* START DATA ROWS *

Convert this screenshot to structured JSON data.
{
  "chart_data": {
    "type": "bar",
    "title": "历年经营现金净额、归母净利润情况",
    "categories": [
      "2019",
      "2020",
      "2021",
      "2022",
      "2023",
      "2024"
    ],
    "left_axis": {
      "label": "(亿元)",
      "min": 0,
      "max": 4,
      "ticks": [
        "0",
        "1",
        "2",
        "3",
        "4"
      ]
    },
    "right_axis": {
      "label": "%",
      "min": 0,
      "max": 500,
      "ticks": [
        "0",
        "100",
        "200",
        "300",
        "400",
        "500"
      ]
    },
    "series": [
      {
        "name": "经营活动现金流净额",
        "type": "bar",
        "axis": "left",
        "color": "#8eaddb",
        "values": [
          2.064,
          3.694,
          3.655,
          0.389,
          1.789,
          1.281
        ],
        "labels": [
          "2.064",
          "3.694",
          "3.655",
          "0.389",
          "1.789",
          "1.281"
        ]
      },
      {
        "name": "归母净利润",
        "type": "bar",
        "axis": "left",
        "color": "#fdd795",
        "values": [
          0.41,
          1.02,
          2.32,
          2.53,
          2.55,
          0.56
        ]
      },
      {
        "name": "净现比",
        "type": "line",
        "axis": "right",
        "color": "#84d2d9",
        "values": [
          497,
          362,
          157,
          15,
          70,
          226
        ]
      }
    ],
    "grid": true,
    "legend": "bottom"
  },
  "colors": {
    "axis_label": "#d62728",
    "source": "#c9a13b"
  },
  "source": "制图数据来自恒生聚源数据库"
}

* END DATA ROWS *

__WHAT NEEDS TO BE DONE__:
Output the listing above without altering a single character.

__FULL ANSWER__:
Convert this screenshot to structured JSON data.
{
  "chart_data": {
    "type": "bar",
    "title": "历年经营现金净额、归母净利润情况",
    "categories": [
      "2019",
      "2020",
      "2021",
      "2022",
      "2023",
      "2024"
    ],
    "left_axis": {
      "label": "(亿元)",
      "min": 0,
      "max": 4,
      "ticks": [
        "0",
        "1",
        "2",
        "3",
        "4"
      ]
    },
    "right_axis": {
      "label": "%",
      "min": 0,
      "max": 500,
      "ticks": [
        "0",
        "100",
        "200",
        "300",
        "400",
        "500"
      ]
    },
    "series": [
      {
        "name": "经营活动现金流净额",
        "type": "bar",
        "axis": "left",
        "color": "#8eaddb",
        "values": [
          2.064,
          3.694,
          3.655,
          0.389,
          1.789,
          1.281
        ],
        "labels": [
          "2.064",
          "3.694",
          "3.655",
          "0.389",
          "1.789",
          "1.281"
        ]
      },
      {
        "name": "归母净利润",
        "type": "bar",
        "axis": "left",
        "color": "#fdd795",
        "values": [
          0.41,
          1.02,
          2.32,
          2.53,
          2.55,
          0.56
        ]
      },
      {
        "name": "净现比",
        "type": "line",
        "axis": "right",
        "color": "#84d2d9",
        "values": [
          497,
          362,
          157,
          15,
          70,
          226
        ]
      }
    ],
    "grid": true,
    "legend": "bottom"
  },
  "colors": {
    "axis_label": "#d62728",
    "source": "#c9a13b"
  },
  "source": "制图数据来自恒生聚源数据库"
}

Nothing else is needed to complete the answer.